# GOAL OF THE EXERCISE
Beneath this task is a listing; retype all of it exactly.

# EXTRACTED DATA
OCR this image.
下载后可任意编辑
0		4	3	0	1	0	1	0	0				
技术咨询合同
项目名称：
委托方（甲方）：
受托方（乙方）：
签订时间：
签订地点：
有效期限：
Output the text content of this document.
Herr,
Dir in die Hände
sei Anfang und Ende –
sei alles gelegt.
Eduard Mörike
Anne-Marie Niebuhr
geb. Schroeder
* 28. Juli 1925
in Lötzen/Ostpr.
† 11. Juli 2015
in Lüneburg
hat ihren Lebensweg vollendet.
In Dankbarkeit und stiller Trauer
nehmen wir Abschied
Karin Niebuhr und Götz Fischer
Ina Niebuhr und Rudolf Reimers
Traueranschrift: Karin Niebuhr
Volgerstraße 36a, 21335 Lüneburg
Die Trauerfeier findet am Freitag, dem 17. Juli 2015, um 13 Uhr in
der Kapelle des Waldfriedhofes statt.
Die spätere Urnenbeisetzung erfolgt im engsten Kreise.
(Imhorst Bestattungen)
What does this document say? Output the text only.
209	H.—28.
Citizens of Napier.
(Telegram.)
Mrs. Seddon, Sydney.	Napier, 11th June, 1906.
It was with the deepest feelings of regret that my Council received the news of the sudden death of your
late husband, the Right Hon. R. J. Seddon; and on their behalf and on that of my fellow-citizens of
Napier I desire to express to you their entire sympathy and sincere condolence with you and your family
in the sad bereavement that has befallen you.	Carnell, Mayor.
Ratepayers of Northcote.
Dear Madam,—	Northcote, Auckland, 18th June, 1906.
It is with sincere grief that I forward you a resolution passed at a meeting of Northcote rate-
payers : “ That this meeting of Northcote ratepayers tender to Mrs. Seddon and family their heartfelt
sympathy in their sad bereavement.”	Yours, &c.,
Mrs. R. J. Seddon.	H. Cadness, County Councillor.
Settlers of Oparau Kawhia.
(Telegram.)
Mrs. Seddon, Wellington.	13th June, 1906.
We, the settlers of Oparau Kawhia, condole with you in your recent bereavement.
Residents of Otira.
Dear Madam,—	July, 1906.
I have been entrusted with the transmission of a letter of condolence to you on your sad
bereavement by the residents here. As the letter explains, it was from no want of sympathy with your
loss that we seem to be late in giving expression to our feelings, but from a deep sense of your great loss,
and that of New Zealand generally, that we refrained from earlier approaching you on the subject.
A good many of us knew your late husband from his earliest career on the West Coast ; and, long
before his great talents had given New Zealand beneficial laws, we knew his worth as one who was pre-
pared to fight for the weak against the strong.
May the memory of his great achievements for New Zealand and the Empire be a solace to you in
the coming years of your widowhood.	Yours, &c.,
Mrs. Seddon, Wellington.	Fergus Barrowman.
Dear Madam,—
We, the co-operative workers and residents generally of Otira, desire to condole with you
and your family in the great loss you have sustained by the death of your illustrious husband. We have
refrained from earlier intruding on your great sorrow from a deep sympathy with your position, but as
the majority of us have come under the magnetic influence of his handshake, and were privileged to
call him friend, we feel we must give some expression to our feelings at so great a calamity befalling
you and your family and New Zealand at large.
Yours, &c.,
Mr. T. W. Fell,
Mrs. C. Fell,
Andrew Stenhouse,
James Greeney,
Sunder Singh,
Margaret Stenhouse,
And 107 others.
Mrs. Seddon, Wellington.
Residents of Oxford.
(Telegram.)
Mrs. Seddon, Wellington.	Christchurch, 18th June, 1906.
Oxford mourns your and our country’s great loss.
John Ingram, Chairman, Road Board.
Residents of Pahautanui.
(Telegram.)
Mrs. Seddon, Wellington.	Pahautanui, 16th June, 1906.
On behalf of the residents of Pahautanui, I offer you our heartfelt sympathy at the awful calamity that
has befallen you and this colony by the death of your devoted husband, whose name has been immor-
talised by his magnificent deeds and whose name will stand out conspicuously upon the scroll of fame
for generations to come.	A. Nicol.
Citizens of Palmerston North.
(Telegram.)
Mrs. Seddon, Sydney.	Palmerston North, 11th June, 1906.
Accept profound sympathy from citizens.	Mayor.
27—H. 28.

# COMPLETED TASK
OCR this image.
下载后可任意编辑
0		4	3	0	1	0	1	0	0				
技术咨询合同
项目名称：
委托方（甲方）：
受托方（乙方）：
签订时间：
签订地点：
有效期限：
Output the text content of this document.
Herr,
Dir in die Hände
sei Anfang und Ende –
sei alles gelegt.
Eduard Mörike
Anne-Marie Niebuhr
geb. Schroeder
* 28. Juli 1925
in Lötzen/Ostpr.
† 11. Juli 2015
in Lüneburg
hat ihren Lebensweg vollendet.
In Dankbarkeit und stiller Trauer
nehmen wir Abschied
Karin Niebuhr und Götz Fischer
Ina Niebuhr und Rudolf Reimers
Traueranschrift: Karin Niebuhr
Volgerstraße 36a, 21335 Lüneburg
Die Trauerfeier findet am Freitag, dem 17. Juli 2015, um 13 Uhr in
der Kapelle des Waldfriedhofes statt.
Die spätere Urnenbeisetzung erfolgt im engsten Kreise.
(Imhorst Bestattungen)
What does this document say? Output the text only.
209	H.—28.
Citizens of Napier.
(Telegram.)
Mrs. Seddon, Sydney.	Napier, 11th June, 1906.
It was with the deepest feelings of regret that my Council received the news of the sudden death of your
late husband, the Right Hon. R. J. Seddon; and on their behalf and on that of my fellow-citizens of
Napier I desire to express to you their entire sympathy and sincere condolence with you and your family
in the sad bereavement that has befallen you.	Carnell, Mayor.
Ratepayers of Northcote.
Dear Madam,—	Northcote, Auckland, 18th June, 1906.
It is with sincere grief that I forward you a resolution passed at a meeting of Northcote rate-
payers : “ That this meeting of Northcote ratepayers tender to Mrs. Seddon and family their heartfelt
sympathy in their sad bereavement.”	Yours, &c.,
Mrs. R. J. Seddon.	H. Cadness, County Councillor.
Settlers of Oparau Kawhia.
(Telegram.)
Mrs. Seddon, Wellington.	13th June, 1906.
We, the settlers of Oparau Kawhia, condole with you in your recent bereavement.
Residents of Otira.
Dear Madam,—	July, 1906.
I have been entrusted with the transmission of a letter of condolence to you on your sad
bereavement by the residents here. As the letter explains, it was from no want of sympathy with your
loss that we seem to be late in giving expression to our feelings, but from a deep sense of your great loss,
and that of New Zealand generally, that we refrained from earlier approaching you on the subject.
A good many of us knew your late husband from his earliest career on the West Coast ; and, long
before his great talents had given New Zealand beneficial laws, we knew his worth as one who was pre-
pared to fight for the weak against the strong.
May the memory of his great achievements for New Zealand and the Empire be a solace to you in
the coming years of your widowhood.	Yours, &c.,
Mrs. Seddon, Wellington.	Fergus Barrowman.
Dear Madam,—
We, the co-operative workers and residents generally of Otira, desire to condole with you
and your family in the great loss you have sustained by the death of your illustrious husband. We have
refrained from earlier intruding on your great sorrow from a deep sympathy with your position, but as
the majority of us have come under the magnetic influence of his handshake, and were privileged to
call him friend, we feel we must give some expression to our feelings at so great a calamity befalling
you and your family and New Zealand at large.
Yours, &c.,
Mr. T. W. Fell,
Mrs. C. Fell,
Andrew Stenhouse,
James Greeney,
Sunder Singh,
Margaret Stenhouse,
And 107 others.
Mrs. Seddon, Wellington.
Residents of Oxford.
(Telegram.)
Mrs. Seddon, Wellington.	Christchurch, 18th June, 1906.
Oxford mourns your and our country’s great loss.
John Ingram, Chairman, Road Board.
Residents of Pahautanui.
(Telegram.)
Mrs. Seddon, Wellington.	Pahautanui, 16th June, 1906.
On behalf of the residents of Pahautanui, I offer you our heartfelt sympathy at the awful calamity that
has befallen you and this colony by the death of your devoted husband, whose name has been immor-
talised by his magnificent deeds and whose name will stand out conspicuously upon the scroll of fame
for generations to come.	A. Nicol.
Citizens of Palmerston North.
(Telegram.)
Mrs. Seddon, Sydney.	Palmerston North, 11th June, 1906.
Accept profound sympathy from citizens.	Mayor.
27—H. 28.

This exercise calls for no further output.